Items from a figure collection:
__________
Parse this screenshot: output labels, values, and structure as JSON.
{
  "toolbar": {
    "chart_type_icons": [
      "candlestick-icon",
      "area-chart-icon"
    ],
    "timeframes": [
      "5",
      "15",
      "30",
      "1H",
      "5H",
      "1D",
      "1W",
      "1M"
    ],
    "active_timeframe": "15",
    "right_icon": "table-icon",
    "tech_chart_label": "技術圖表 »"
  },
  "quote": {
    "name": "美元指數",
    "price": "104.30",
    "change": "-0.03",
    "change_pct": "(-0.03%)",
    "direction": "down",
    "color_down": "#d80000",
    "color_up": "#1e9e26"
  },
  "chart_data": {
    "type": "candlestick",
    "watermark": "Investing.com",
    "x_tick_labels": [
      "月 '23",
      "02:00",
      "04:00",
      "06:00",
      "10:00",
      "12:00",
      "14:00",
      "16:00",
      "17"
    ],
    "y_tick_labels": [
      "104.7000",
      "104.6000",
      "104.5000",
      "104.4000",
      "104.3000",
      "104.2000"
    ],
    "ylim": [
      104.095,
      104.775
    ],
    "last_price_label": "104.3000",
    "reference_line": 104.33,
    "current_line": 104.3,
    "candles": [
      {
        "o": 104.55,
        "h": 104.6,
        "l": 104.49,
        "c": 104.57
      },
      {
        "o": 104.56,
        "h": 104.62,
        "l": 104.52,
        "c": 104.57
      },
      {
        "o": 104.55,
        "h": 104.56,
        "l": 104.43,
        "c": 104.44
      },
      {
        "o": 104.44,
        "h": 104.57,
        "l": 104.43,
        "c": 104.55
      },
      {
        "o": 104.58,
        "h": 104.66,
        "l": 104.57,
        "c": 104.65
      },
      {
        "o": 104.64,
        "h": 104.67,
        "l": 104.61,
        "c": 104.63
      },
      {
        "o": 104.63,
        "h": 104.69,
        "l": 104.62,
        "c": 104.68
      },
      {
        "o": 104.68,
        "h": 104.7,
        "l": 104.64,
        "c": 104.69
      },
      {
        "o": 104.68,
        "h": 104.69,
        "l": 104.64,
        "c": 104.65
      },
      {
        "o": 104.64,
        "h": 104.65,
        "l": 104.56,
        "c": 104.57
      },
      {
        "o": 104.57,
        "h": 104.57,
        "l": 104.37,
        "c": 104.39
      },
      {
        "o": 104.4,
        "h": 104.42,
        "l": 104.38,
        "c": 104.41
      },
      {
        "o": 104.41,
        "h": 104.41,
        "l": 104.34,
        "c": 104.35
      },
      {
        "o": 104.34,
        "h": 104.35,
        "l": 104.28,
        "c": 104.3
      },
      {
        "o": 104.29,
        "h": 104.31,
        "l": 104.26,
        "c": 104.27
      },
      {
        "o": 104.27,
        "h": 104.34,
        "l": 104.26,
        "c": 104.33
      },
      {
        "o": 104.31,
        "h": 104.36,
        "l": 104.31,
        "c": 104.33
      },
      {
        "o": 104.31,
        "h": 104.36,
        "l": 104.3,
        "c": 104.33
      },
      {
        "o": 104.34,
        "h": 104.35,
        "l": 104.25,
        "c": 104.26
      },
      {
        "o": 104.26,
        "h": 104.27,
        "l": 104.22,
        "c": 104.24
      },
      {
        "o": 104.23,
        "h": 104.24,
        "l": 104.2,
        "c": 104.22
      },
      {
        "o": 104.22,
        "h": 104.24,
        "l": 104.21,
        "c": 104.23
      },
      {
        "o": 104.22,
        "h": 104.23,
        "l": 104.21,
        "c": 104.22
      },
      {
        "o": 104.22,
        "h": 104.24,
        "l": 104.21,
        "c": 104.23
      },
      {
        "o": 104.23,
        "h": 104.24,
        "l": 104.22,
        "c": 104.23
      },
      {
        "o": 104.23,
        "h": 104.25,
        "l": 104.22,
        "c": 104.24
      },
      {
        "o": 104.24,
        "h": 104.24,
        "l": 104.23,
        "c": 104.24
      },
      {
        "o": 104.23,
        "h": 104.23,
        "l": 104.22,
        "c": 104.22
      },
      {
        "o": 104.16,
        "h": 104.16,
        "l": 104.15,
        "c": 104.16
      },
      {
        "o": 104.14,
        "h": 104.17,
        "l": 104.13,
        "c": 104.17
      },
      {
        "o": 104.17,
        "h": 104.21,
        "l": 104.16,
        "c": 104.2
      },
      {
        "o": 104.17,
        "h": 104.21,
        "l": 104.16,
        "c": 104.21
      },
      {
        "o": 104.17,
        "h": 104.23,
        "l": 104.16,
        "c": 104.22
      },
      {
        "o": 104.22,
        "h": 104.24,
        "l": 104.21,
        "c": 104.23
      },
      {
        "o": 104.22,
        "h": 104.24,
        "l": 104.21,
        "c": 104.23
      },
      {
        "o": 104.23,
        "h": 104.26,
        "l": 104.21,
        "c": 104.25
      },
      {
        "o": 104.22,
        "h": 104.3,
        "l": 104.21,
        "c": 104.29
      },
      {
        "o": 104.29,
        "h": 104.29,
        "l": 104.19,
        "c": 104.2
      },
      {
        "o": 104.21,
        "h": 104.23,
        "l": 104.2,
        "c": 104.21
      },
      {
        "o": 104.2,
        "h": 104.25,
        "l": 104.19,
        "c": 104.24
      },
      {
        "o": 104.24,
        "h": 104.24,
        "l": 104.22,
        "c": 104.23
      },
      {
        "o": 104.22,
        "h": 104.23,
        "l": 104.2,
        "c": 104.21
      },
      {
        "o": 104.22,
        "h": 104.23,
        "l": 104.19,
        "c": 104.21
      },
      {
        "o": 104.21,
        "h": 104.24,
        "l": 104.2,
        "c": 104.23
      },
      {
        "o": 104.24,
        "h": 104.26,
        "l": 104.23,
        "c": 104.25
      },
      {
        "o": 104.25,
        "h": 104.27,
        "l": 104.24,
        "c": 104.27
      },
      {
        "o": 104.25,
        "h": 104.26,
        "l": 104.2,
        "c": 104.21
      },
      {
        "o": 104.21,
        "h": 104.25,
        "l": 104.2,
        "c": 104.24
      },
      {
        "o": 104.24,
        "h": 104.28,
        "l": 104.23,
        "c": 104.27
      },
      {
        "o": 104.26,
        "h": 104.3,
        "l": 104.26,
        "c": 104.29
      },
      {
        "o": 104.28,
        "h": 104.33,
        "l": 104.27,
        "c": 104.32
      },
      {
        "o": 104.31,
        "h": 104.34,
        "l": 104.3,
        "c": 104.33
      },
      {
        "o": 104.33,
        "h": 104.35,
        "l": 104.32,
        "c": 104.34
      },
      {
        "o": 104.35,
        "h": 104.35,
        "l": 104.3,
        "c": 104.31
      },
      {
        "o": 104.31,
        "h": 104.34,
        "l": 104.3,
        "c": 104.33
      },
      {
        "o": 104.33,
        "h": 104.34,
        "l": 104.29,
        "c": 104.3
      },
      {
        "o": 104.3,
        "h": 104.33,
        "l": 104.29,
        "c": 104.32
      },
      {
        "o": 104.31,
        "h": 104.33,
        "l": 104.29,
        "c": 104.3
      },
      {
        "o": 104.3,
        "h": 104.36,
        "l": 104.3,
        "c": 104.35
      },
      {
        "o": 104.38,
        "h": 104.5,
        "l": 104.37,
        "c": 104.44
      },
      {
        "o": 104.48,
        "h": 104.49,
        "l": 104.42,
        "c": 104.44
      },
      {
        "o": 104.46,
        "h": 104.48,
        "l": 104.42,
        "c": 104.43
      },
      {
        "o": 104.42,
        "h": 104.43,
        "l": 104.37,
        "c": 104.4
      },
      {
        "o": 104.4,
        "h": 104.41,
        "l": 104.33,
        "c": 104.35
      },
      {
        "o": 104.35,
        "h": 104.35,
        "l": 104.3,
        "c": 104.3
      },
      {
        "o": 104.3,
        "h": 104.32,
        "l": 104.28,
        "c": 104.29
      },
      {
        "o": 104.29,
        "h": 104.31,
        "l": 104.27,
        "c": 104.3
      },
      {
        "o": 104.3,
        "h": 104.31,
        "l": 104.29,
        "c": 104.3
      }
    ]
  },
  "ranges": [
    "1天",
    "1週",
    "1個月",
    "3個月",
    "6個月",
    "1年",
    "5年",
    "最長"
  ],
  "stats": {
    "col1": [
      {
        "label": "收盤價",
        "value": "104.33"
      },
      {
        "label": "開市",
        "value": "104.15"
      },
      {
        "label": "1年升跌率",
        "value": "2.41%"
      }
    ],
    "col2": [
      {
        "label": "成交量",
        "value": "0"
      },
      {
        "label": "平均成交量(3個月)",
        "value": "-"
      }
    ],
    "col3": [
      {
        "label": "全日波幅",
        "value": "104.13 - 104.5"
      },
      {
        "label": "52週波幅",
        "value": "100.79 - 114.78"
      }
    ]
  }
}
__________
GIVEN TASK: Gather every line containing the word "candlestick" and copy it.

EXERCISE ANSWER:
      "candlestick-icon",
    "type": "candlestick",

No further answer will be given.